▶ _Exercise directions_
Output only the lines that run from the line holding "Extract all readable text from this page." to the end of the data below, including both ends, without any pictures.

Saved entries:
━━━━━━━━━━━━━━━━━━━━━━━━━━━━━━
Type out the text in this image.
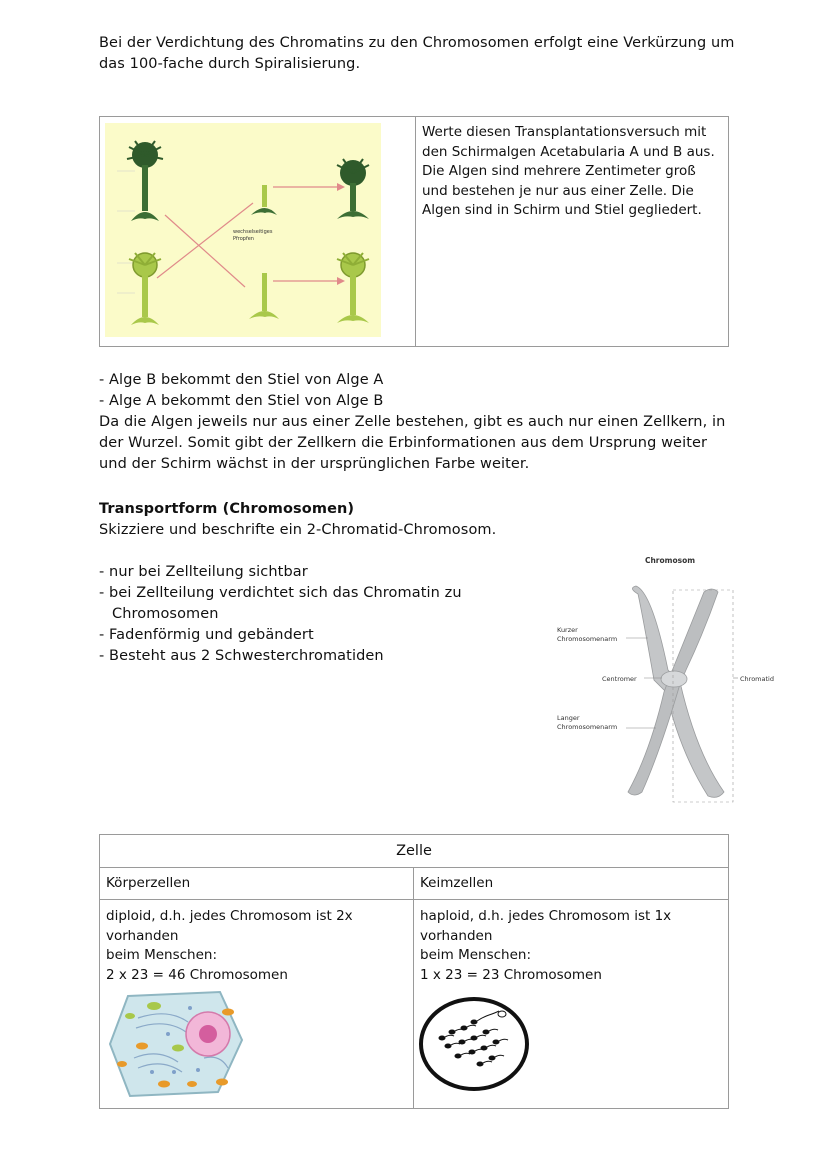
Bei der Verdichtung des Chromatins zu den Chromosomen erfolgt eine Verkürzung um das 100-fache durch Spiralisierung.
wechselseitiges
Pfropfen
Werte diesen Transplantationsversuch mit den Schirmalgen Acetabularia A und B aus. Die Algen sind mehrere Zentimeter groß und bestehen je nur aus einer Zelle. Die Algen sind in Schirm und Stiel gegliedert.
- Alge B bekommt den Stiel von Alge A
- Alge A bekommt den Stiel von Alge B
Da die Algen jeweils nur aus einer Zelle bestehen, gibt es auch nur einen Zellkern, in der Wurzel. Somit gibt der Zellkern die Erbinformationen aus dem Ursprung weiter und der Schirm wächst in der ursprünglichen Farbe weiter.
Transportform (Chromosomen)
Skizziere und beschrifte ein 2-Chromatid-Chromosom.
- nur bei Zellteilung sichtbar
- bei Zellteilung verdichtet sich das Chromatin zu
Chromosomen
- Fadenförmig und gebändert
- Besteht aus 2 Schwesterchromatiden
Chromosom
Kurzer
Chromosomenarm
Centromer	Chromatid
Langer
Chromosomenarm
Zelle
Körperzellen	Keimzellen
diploid, d.h. jedes Chromosom ist 2x
vorhanden
beim Menschen:
2 x 23 = 46 Chromosomen
haploid, d.h. jedes Chromosom ist 1x
vorhanden
beim Menschen:
1 x 23 = 23 Chromosomen
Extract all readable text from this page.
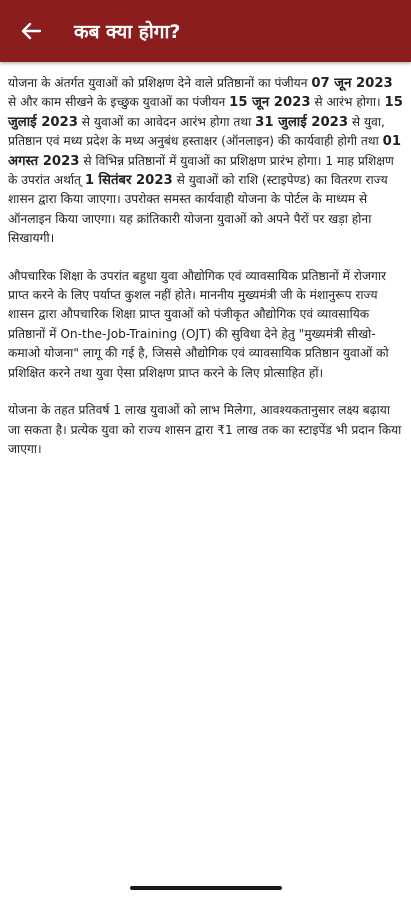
कब क्या होगा?

योजना के अंतर्गत युवाओं को प्रशिक्षण देने वाले प्रतिष्ठानों का पंजीयन 07 जून 2023 से और काम सीखने के इच्छुक युवाओं का पंजीयन 15 जून 2023 से आरंभ होगा। 15 जुलाई 2023 से युवाओं का आवेदन आरंभ होगा तथा 31 जुलाई 2023 से युवा, प्रतिष्ठान एवं मध्य प्रदेश के मध्य अनुबंध हस्ताक्षर (ऑनलाइन) की कार्यवाही होगी तथा 01 अगस्त 2023 से विभिन्न प्रतिष्ठानों में युवाओं का प्रशिक्षण प्रारंभ होगा। 1 माह प्रशिक्षण के उपरांत अर्थात् 1 सितंबर 2023 से युवाओं को राशि (स्टाइपेण्ड) का वितरण राज्य शासन द्वारा किया जाएगा। उपरोक्त समस्त कार्यवाही योजना के पोर्टल के माध्यम से ऑनलाइन किया जाएगा। यह क्रांतिकारी योजना युवाओं को अपने पैरों पर खड़ा होना सिखायगी।

औपचारिक शिक्षा के उपरांत बहुधा युवा औद्योगिक एवं व्यावसायिक प्रतिष्ठानों में रोजगार प्राप्त करने के लिए पर्याप्त कुशल नहीं होते। माननीय मुख्यमंत्री जी के मंशानुरूप राज्य शासन द्वारा औपचारिक शिक्षा प्राप्त युवाओं को पंजीकृत औद्योगिक एवं व्यावसायिक प्रतिष्ठानों में On-the-Job-Training (OJT) की सुविधा देने हेतु "मुख्यमंत्री सीखो-कमाओ योजना" लागू की गई है, जिससे औद्योगिक एवं व्यावसायिक प्रतिष्ठान युवाओं को प्रशिक्षित करने तथा युवा ऐसा प्रशिक्षण प्राप्त करने के लिए प्रोत्साहित हों।

योजना के तहत प्रतिवर्ष 1 लाख युवाओं को लाभ मिलेगा, आवश्यकतानुसार लक्ष्य बढ़ाया जा सकता है। प्रत्येक युवा को राज्य शासन द्वारा ₹1 लाख तक का स्टाइपेंड भी प्रदान किया जाएगा।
━━━━━━━━━━━━━━━━━━━━━━━━━━━━━━
▶ _Answer for this exercise_
Extract all readable text from this page.
कब क्या होगा?

योजना के अंतर्गत युवाओं को प्रशिक्षण देने वाले प्रतिष्ठानों का पंजीयन 07 जून 2023 से और काम सीखने के इच्छुक युवाओं का पंजीयन 15 जून 2023 से आरंभ होगा। 15 जुलाई 2023 से युवाओं का आवेदन आरंभ होगा तथा 31 जुलाई 2023 से युवा, प्रतिष्ठान एवं मध्य प्रदेश के मध्य अनुबंध हस्ताक्षर (ऑनलाइन) की कार्यवाही होगी तथा 01 अगस्त 2023 से विभिन्न प्रतिष्ठानों में युवाओं का प्रशिक्षण प्रारंभ होगा। 1 माह प्रशिक्षण के उपरांत अर्थात् 1 सितंबर 2023 से युवाओं को राशि (स्टाइपेण्ड) का वितरण राज्य शासन द्वारा किया जाएगा। उपरोक्त समस्त कार्यवाही योजना के पोर्टल के माध्यम से ऑनलाइन किया जाएगा। यह क्रांतिकारी योजना युवाओं को अपने पैरों पर खड़ा होना सिखायगी।

औपचारिक शिक्षा के उपरांत बहुधा युवा औद्योगिक एवं व्यावसायिक प्रतिष्ठानों में रोजगार प्राप्त करने के लिए पर्याप्त कुशल नहीं होते। माननीय मुख्यमंत्री जी के मंशानुरूप राज्य शासन द्वारा औपचारिक शिक्षा प्राप्त युवाओं को पंजीकृत औद्योगिक एवं व्यावसायिक प्रतिष्ठानों में On-the-Job-Training (OJT) की सुविधा देने हेतु "मुख्यमंत्री सीखो-कमाओ योजना" लागू की गई है, जिससे औद्योगिक एवं व्यावसायिक प्रतिष्ठान युवाओं को प्रशिक्षित करने तथा युवा ऐसा प्रशिक्षण प्राप्त करने के लिए प्रोत्साहित हों।

योजना के तहत प्रतिवर्ष 1 लाख युवाओं को लाभ मिलेगा, आवश्यकतानुसार लक्ष्य बढ़ाया जा सकता है। प्रत्येक युवा को राज्य शासन द्वारा ₹1 लाख तक का स्टाइपेंड भी प्रदान किया जाएगा।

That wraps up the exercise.